------ Data in this exercise ------

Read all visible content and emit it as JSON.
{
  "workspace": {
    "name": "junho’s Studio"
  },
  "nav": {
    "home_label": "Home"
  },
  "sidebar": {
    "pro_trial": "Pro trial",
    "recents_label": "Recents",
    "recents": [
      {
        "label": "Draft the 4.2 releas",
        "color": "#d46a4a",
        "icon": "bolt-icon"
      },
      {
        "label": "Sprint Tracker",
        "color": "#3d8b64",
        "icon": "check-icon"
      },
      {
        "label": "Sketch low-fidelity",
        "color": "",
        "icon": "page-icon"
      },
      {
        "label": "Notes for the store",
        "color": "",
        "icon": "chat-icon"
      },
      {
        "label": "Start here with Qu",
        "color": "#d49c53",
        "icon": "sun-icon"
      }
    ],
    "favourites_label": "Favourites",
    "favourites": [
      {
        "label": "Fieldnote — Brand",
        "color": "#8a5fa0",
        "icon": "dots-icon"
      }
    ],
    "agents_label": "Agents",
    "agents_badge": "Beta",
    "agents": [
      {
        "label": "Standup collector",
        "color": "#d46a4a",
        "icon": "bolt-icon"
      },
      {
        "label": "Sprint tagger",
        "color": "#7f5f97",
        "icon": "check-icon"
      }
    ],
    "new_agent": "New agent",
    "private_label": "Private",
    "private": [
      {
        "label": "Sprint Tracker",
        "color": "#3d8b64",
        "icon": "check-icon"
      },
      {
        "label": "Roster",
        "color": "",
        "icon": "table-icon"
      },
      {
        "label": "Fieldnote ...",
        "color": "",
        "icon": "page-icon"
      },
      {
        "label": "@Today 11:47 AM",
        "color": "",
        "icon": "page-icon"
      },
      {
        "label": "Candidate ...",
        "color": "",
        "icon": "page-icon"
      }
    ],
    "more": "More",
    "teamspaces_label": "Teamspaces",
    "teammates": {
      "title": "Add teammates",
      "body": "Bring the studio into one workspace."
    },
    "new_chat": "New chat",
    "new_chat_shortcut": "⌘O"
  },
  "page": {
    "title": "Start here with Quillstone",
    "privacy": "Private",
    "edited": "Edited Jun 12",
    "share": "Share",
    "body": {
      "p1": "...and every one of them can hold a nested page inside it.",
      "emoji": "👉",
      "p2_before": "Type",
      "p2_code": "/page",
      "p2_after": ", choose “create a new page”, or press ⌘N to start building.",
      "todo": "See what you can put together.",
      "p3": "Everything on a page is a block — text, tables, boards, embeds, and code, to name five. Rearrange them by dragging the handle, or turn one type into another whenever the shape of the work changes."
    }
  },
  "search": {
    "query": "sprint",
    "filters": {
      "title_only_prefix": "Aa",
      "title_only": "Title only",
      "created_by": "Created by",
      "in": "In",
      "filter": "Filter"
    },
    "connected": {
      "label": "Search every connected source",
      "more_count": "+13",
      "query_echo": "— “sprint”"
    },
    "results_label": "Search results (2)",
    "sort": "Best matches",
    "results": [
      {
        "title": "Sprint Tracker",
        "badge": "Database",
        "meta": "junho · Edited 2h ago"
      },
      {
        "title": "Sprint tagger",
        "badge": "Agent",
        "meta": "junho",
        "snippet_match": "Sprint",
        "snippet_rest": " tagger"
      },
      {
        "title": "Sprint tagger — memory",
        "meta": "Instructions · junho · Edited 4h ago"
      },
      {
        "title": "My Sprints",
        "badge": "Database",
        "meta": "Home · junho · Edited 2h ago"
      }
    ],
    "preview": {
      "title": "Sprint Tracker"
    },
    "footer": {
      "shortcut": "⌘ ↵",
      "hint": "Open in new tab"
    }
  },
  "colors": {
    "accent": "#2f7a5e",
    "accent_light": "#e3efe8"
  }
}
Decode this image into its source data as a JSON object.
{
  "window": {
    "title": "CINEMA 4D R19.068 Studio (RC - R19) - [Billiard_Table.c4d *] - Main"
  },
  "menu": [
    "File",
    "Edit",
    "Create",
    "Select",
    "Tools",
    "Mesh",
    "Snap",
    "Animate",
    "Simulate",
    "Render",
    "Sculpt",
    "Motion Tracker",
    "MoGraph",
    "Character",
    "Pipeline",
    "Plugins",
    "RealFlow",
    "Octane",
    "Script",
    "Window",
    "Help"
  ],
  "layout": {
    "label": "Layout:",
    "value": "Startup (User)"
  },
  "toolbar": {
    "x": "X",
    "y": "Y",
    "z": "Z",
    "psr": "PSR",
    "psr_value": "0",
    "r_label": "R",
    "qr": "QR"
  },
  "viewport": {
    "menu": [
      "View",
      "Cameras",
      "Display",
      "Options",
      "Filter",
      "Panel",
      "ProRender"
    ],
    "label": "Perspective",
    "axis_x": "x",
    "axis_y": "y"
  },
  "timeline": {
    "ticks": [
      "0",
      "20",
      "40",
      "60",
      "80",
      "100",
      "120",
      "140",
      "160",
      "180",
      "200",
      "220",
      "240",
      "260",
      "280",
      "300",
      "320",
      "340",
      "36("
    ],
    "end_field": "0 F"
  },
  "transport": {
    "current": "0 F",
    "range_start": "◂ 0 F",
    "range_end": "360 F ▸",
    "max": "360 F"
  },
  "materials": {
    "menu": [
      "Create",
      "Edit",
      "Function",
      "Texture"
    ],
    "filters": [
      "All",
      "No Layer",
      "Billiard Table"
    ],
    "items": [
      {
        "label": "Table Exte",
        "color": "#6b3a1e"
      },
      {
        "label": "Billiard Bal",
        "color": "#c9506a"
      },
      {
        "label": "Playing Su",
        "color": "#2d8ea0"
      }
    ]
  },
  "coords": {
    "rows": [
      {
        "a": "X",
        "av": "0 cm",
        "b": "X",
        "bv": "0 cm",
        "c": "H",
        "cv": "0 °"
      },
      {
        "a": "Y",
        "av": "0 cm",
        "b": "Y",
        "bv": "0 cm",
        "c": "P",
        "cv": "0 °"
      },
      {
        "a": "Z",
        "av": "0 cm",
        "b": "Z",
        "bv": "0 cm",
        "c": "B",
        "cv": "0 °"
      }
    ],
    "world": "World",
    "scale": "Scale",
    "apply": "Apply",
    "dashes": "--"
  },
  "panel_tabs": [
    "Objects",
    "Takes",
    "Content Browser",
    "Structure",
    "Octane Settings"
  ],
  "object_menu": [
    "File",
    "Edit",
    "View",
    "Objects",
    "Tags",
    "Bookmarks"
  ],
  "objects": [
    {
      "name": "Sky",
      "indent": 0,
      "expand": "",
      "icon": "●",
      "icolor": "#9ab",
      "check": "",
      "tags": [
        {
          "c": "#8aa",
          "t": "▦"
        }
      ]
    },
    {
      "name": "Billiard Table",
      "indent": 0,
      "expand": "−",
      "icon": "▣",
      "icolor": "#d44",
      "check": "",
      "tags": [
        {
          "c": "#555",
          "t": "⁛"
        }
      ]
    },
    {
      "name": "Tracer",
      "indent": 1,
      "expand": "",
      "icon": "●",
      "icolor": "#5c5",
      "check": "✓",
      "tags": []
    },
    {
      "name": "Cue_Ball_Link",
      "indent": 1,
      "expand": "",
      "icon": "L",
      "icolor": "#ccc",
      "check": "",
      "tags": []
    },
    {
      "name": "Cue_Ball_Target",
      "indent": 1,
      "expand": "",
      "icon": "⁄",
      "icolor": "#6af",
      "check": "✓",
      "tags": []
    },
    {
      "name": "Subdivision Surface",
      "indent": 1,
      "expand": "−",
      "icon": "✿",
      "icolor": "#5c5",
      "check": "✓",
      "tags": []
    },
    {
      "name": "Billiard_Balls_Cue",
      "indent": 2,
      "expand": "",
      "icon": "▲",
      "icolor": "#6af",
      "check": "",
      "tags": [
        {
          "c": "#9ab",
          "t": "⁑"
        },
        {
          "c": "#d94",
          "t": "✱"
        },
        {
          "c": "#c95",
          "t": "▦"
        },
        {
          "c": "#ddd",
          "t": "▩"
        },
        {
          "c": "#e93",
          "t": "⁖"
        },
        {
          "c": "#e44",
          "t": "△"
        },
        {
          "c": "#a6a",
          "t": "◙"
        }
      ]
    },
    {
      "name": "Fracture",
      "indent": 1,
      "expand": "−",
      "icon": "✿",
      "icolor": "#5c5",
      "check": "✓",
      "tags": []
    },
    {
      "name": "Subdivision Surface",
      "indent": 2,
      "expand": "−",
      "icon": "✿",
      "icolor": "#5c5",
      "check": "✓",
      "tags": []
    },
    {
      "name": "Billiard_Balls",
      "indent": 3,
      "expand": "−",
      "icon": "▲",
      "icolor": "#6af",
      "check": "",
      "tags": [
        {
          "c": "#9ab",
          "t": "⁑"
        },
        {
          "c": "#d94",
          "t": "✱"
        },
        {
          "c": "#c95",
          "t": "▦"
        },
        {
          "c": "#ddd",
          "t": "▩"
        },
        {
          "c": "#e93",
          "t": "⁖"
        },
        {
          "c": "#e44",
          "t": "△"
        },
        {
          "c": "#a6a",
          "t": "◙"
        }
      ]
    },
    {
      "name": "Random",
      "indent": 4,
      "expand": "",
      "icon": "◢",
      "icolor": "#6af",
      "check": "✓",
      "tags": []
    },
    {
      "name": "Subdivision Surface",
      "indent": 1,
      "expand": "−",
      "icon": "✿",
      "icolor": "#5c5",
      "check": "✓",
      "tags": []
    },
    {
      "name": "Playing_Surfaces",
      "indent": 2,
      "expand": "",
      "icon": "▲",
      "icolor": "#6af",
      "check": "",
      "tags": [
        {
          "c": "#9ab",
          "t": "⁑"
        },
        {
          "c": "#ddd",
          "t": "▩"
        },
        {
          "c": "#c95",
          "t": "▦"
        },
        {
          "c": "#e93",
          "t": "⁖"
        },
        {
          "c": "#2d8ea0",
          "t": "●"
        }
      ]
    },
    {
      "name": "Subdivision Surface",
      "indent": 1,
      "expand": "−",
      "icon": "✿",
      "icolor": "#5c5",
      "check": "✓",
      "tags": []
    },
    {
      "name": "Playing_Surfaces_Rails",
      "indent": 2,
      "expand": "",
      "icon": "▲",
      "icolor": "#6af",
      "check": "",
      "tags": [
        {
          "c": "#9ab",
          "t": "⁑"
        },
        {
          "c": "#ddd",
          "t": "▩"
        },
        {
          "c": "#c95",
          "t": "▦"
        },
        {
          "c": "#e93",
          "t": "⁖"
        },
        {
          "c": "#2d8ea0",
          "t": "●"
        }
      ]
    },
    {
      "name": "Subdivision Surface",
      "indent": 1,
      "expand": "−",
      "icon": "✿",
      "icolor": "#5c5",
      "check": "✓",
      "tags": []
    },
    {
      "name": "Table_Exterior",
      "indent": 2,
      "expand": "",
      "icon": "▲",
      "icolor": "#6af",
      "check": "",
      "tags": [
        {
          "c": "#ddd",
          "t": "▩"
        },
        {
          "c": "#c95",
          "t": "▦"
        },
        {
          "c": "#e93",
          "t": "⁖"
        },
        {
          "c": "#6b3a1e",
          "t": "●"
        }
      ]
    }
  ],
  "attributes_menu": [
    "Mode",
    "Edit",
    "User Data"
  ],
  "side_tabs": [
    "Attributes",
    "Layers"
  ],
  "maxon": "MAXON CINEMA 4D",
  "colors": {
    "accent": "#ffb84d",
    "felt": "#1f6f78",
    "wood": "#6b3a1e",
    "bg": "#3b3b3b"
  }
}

------

Direction: Pick out and copy the lines of the entries that hold the string "Edited".

Exercise solution:
    "edited": "Edited Jun 12",
        "meta": "junho · Edited 2h ago"
        "meta": "Instructions · junho · Edited 4h ago"
        "meta": "Home · junho · Edited 2h ago"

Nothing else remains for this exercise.